-- DATA FOR THE TASK start --

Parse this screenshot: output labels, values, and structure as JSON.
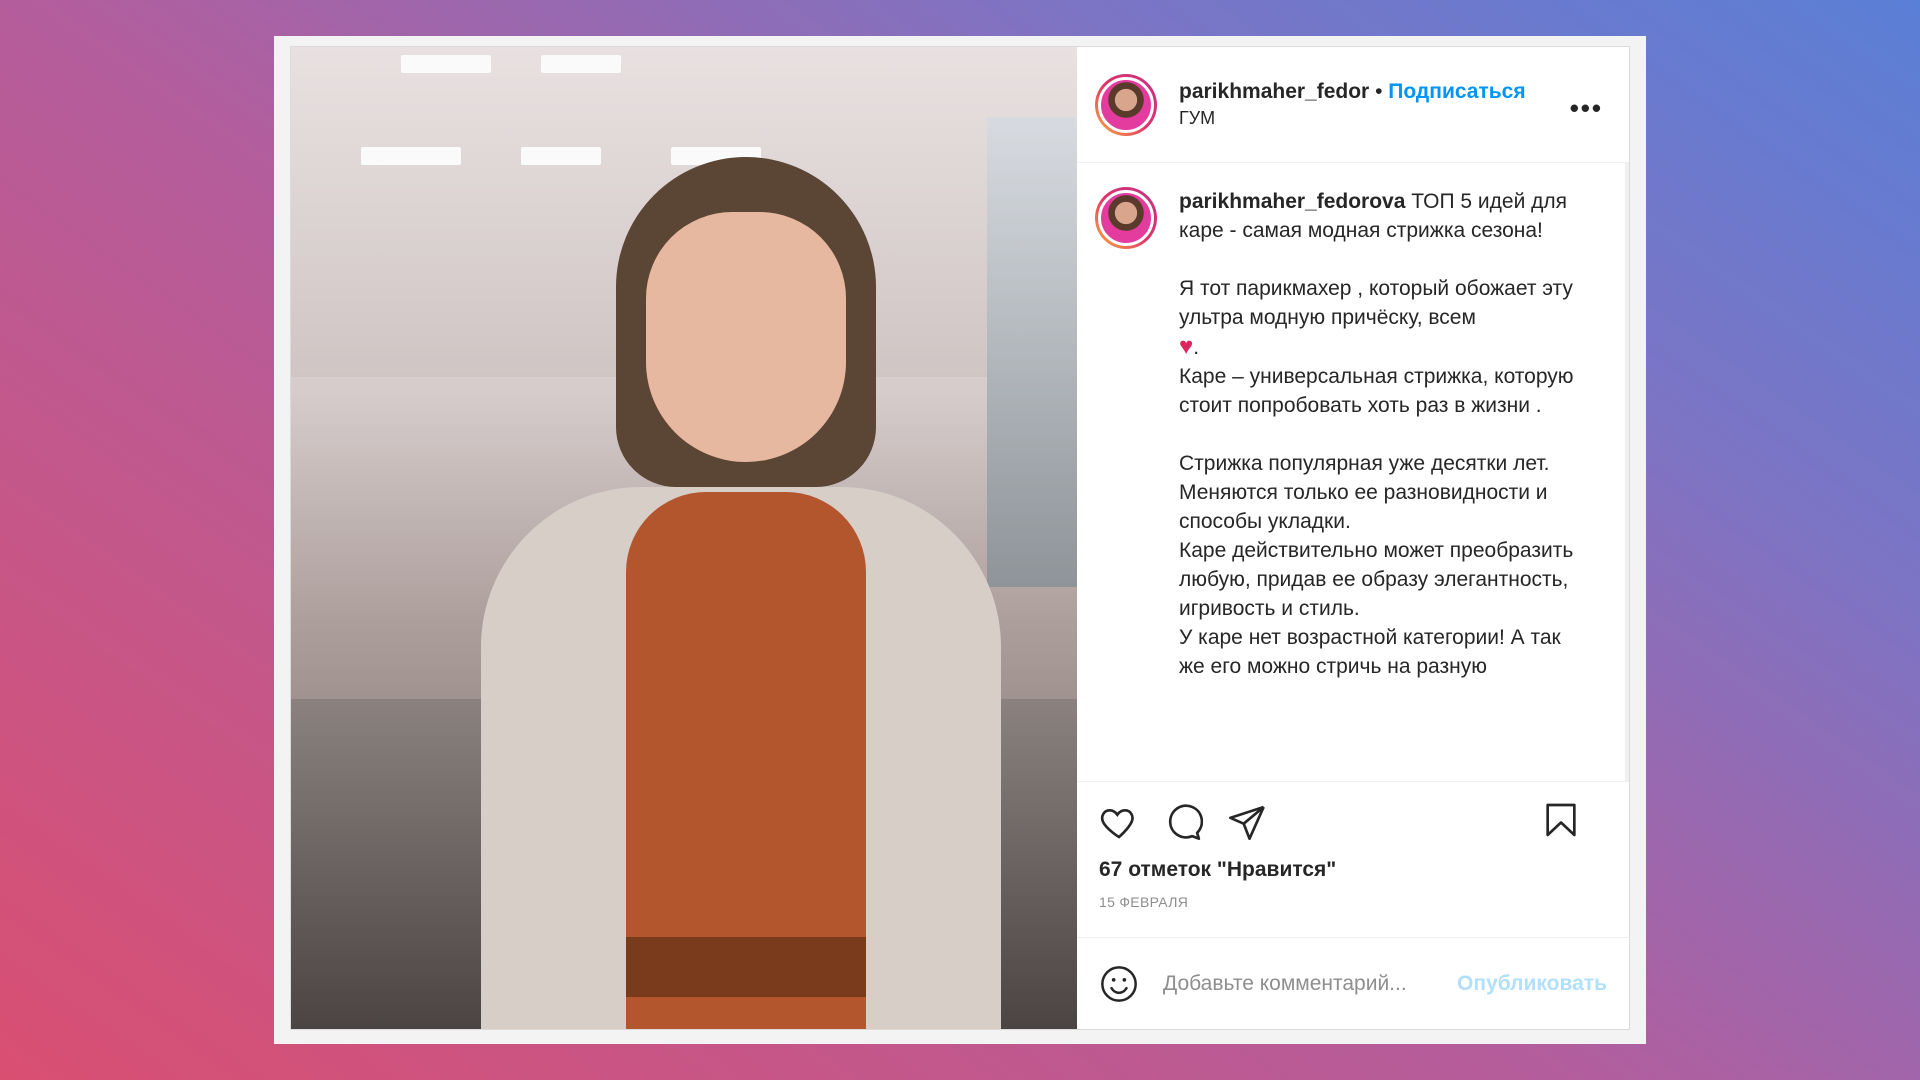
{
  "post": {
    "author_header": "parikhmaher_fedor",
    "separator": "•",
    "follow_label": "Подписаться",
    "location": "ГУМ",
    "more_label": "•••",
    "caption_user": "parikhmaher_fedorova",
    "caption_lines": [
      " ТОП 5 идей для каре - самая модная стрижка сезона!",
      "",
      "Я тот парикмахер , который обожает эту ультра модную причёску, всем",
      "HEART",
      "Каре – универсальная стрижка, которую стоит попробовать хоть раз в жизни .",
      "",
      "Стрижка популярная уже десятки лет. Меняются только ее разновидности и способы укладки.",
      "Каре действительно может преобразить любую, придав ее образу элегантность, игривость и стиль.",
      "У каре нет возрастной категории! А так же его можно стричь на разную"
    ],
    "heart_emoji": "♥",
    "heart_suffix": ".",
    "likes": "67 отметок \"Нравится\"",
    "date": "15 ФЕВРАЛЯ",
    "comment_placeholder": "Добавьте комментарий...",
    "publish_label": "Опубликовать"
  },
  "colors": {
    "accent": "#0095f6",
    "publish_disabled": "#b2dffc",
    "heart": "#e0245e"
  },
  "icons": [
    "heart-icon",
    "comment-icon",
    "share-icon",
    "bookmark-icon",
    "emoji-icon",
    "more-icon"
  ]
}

-- DATA FOR THE TASK end --

**EXERCISE BRIEF:** Print every entry above again without changing a word, and omit the pictures.

**OUTPUT OF THE TASK:**
Parse this screenshot: output labels, values, and structure as JSON.
{
  "post": {
    "author_header": "parikhmaher_fedor",
    "separator": "•",
    "follow_label": "Подписаться",
    "location": "ГУМ",
    "more_label": "•••",
    "caption_user": "parikhmaher_fedorova",
    "caption_lines": [
      " ТОП 5 идей для каре - самая модная стрижка сезона!",
      "",
      "Я тот парикмахер , который обожает эту ультра модную причёску, всем",
      "HEART",
      "Каре – универсальная стрижка, которую стоит попробовать хоть раз в жизни .",
      "",
      "Стрижка популярная уже десятки лет. Меняются только ее разновидности и способы укладки.",
      "Каре действительно может преобразить любую, придав ее образу элегантность, игривость и стиль.",
      "У каре нет возрастной категории! А так же его можно стричь на разную"
    ],
    "heart_emoji": "♥",
    "heart_suffix": ".",
    "likes": "67 отметок \"Нравится\"",
    "date": "15 ФЕВРАЛЯ",
    "comment_placeholder": "Добавьте комментарий...",
    "publish_label": "Опубликовать"
  },
  "colors": {
    "accent": "#0095f6",
    "publish_disabled": "#b2dffc",
    "heart": "#e0245e"
  },
  "icons": [
    "heart-icon",
    "comment-icon",
    "share-icon",
    "bookmark-icon",
    "emoji-icon",
    "more-icon"
  ]
}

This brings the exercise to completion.